_Data records:_
+-------+
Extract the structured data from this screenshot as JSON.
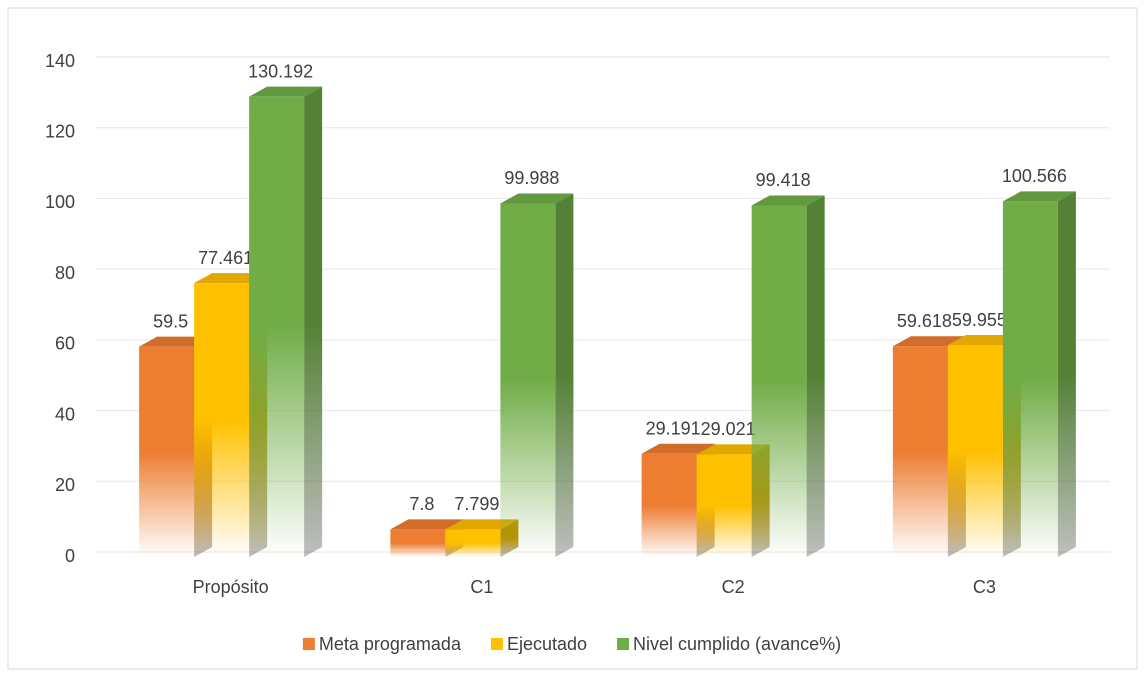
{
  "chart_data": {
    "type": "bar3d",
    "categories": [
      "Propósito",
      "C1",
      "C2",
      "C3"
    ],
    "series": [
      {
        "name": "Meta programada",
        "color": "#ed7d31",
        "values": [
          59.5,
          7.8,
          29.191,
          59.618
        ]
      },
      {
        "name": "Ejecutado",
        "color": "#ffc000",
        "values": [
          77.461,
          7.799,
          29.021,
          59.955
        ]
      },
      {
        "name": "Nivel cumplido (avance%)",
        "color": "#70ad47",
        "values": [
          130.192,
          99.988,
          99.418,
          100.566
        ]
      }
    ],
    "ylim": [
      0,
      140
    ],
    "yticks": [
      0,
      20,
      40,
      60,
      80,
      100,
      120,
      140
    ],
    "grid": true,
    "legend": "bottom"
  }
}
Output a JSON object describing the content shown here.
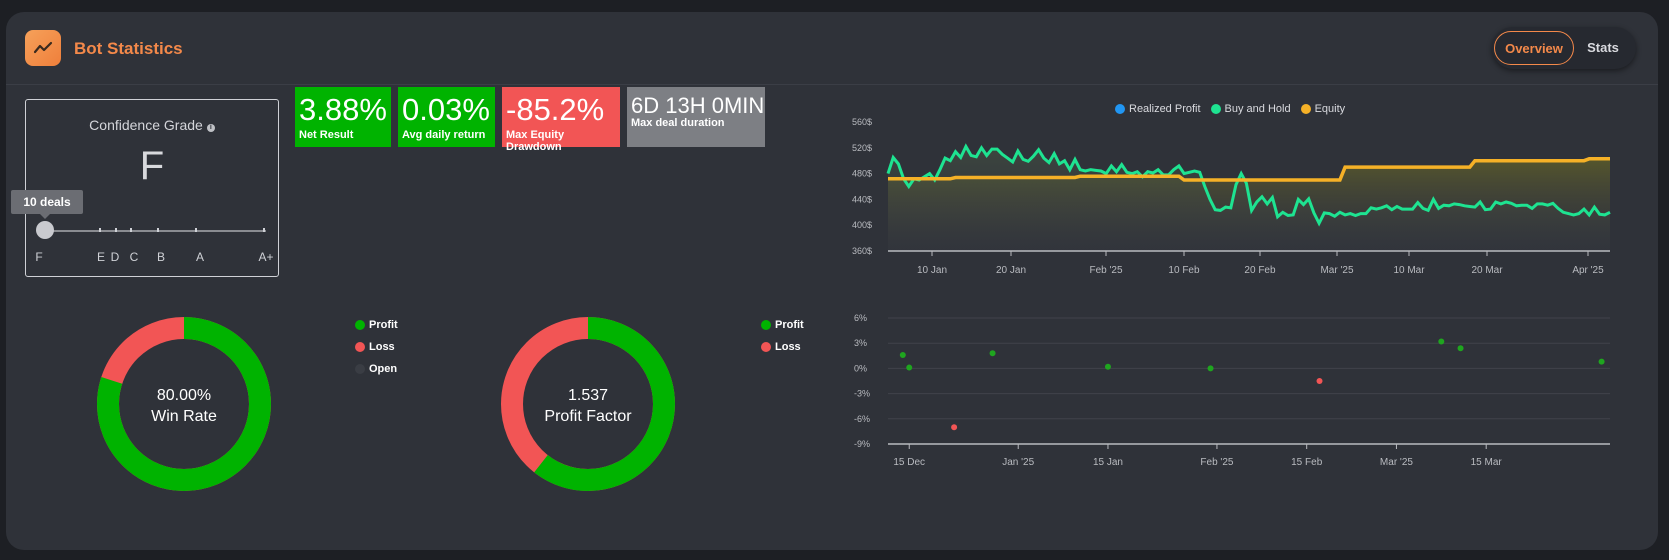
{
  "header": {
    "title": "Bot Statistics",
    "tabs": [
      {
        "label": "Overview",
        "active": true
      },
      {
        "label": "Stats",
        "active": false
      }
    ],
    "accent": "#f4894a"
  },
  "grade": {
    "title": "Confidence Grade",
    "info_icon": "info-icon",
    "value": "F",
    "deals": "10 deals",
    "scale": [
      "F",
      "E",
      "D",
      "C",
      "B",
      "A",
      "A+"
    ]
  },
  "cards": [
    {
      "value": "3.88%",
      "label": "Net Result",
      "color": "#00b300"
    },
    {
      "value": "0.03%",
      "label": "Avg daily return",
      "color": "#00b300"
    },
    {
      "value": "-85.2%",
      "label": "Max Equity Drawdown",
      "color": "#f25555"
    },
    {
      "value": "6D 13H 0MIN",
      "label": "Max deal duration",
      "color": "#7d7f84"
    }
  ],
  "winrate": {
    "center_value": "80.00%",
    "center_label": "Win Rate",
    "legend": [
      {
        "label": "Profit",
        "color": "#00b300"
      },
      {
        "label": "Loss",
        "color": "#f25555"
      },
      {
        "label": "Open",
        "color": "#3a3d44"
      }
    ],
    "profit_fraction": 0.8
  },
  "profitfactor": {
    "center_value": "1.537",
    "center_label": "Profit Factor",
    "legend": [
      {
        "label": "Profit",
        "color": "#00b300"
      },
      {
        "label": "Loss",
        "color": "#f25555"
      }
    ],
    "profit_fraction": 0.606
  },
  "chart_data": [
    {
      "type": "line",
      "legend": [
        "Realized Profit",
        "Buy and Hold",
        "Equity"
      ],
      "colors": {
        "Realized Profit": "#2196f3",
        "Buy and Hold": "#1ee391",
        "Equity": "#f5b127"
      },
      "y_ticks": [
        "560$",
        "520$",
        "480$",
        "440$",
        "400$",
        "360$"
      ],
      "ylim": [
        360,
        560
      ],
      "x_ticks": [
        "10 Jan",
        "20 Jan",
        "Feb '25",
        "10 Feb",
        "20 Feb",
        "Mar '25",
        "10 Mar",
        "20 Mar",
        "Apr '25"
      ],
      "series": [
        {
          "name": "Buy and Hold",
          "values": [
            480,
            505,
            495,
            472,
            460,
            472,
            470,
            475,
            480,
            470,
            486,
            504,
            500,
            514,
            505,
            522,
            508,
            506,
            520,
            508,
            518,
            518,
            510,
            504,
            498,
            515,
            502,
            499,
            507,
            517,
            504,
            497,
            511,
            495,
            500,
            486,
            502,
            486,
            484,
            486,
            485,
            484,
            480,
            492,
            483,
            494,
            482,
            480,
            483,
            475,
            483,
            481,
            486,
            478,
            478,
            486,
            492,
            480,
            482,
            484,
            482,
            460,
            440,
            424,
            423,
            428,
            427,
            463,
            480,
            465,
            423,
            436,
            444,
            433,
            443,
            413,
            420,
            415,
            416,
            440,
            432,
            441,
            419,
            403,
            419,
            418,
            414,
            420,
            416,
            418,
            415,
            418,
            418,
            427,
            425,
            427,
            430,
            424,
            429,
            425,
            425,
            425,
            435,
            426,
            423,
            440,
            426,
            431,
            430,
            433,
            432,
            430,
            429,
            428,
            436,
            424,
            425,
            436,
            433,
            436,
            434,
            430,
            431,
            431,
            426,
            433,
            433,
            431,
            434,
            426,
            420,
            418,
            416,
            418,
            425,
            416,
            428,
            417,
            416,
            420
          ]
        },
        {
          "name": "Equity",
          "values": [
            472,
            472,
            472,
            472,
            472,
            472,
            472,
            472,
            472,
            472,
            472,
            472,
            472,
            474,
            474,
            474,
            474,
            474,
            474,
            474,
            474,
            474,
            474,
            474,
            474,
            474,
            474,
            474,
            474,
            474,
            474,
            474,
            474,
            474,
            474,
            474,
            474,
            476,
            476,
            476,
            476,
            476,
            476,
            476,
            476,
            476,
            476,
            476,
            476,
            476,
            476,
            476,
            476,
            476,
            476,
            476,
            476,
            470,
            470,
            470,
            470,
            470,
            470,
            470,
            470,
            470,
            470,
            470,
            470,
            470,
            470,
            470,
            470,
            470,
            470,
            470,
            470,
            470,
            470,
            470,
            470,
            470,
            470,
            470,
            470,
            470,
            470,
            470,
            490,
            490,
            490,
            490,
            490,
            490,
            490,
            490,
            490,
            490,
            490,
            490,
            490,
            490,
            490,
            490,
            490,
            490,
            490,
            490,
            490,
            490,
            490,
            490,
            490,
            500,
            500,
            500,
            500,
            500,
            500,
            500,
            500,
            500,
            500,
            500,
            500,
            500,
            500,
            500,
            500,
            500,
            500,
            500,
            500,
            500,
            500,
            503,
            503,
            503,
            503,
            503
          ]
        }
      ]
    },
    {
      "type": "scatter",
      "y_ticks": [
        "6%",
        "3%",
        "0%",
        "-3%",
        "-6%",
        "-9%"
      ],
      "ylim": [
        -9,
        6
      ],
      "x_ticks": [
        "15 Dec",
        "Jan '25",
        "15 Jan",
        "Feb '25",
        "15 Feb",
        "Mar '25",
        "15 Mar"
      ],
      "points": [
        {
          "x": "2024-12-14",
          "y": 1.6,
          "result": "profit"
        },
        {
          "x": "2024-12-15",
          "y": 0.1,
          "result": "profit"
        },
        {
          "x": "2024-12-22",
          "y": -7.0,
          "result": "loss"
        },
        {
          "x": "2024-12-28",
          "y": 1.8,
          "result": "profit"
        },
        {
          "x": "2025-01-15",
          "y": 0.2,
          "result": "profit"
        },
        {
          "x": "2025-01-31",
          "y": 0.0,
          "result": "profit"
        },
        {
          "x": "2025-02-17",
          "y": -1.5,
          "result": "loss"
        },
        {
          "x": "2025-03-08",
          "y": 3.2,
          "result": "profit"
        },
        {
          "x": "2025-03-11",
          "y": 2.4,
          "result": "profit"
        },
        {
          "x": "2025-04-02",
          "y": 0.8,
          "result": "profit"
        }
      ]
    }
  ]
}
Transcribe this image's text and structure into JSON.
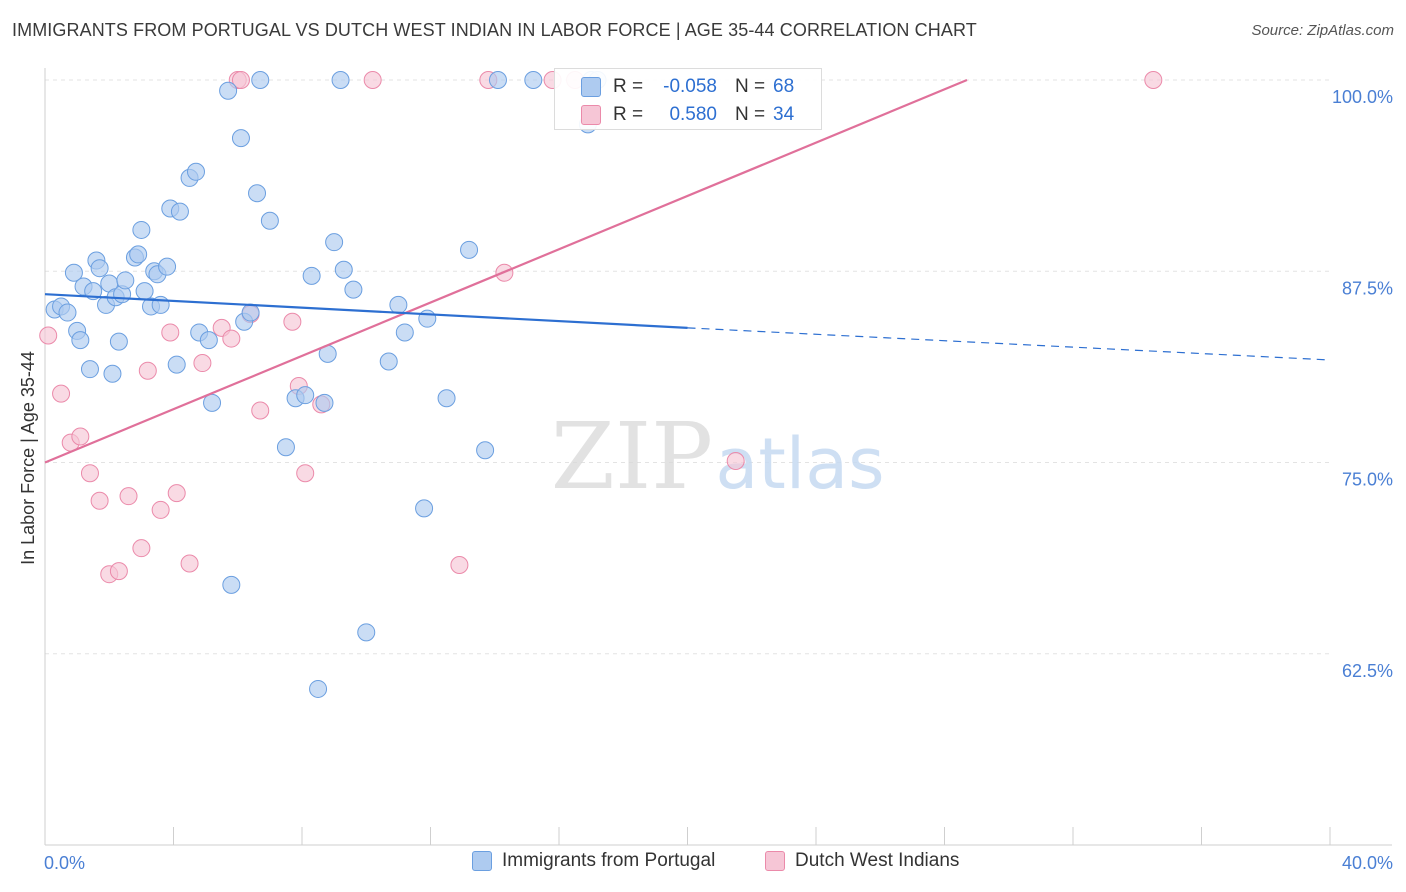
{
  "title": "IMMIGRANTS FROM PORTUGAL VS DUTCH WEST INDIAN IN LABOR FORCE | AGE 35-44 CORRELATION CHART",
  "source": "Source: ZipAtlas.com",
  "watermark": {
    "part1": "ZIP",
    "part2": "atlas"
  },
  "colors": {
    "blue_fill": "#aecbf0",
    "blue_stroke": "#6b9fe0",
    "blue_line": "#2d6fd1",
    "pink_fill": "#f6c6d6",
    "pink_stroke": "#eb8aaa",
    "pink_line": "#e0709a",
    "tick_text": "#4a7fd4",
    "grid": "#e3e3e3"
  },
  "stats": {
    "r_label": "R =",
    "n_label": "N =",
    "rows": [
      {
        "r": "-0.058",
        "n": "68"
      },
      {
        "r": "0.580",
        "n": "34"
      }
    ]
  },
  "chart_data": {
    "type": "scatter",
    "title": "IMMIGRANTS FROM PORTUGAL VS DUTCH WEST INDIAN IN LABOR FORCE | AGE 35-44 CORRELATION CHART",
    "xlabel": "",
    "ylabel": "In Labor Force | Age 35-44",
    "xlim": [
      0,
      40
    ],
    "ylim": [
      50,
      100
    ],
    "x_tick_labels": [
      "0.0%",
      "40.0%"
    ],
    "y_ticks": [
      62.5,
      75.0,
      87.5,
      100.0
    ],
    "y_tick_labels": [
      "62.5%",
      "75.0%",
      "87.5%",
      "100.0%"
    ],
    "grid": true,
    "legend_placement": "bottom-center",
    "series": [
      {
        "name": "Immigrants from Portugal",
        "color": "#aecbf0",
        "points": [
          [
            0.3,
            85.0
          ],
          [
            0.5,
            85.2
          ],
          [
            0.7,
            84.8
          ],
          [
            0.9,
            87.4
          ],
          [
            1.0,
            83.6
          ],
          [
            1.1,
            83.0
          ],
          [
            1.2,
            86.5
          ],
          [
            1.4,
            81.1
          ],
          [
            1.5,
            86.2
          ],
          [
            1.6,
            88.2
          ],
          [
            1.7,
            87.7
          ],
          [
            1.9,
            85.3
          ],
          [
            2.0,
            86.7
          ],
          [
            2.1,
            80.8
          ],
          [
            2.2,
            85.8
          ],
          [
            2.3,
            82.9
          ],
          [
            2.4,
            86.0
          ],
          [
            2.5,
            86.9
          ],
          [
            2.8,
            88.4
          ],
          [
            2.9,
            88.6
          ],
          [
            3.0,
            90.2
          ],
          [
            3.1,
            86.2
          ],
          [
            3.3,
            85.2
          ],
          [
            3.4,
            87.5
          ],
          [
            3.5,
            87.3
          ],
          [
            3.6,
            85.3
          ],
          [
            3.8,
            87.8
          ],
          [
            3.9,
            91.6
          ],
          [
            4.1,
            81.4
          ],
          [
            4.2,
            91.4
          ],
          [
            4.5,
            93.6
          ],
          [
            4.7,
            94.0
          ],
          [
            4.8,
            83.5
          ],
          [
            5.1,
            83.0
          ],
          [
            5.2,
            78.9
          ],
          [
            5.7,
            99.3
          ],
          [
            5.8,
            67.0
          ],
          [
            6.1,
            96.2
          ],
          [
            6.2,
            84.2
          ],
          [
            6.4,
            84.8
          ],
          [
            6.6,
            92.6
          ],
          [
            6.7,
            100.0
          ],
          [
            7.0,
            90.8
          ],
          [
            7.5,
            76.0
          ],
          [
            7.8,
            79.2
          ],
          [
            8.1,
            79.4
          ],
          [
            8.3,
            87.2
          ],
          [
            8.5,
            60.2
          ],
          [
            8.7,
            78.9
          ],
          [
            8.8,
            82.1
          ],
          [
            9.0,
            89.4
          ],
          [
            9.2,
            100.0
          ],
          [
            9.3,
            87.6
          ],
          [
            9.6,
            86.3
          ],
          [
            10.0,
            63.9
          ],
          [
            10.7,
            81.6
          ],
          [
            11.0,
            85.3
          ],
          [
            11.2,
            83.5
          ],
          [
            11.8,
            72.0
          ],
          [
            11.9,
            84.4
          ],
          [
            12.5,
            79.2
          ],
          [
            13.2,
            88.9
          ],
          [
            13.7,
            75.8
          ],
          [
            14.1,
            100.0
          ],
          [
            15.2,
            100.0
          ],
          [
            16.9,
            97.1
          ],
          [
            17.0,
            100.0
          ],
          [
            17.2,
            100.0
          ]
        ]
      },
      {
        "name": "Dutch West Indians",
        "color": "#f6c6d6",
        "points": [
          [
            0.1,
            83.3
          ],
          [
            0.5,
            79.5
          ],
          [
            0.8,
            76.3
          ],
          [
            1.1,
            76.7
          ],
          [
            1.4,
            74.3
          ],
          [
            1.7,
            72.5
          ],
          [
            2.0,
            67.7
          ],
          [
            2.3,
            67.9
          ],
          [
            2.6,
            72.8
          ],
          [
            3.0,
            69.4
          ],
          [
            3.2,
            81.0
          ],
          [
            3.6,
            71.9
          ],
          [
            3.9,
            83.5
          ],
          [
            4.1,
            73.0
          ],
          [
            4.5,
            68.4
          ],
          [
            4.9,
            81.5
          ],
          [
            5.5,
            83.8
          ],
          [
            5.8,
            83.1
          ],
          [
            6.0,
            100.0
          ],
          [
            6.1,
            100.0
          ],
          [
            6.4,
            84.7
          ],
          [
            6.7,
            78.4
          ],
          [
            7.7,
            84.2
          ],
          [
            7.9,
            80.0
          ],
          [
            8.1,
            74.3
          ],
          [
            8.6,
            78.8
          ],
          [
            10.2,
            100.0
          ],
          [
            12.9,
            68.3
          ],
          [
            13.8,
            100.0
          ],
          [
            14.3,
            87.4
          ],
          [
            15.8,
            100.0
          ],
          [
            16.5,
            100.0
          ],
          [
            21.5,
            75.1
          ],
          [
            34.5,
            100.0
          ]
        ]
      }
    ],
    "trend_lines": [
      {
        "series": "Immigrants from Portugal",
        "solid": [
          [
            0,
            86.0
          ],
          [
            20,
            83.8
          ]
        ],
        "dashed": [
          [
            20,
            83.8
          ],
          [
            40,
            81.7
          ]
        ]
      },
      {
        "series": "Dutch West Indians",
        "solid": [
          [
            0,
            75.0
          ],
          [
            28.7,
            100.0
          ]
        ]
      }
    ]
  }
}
+-------+
_Goal:_ Determine the number of lines where the string "Equity" occurs, and give that number only.

_In response:_ 4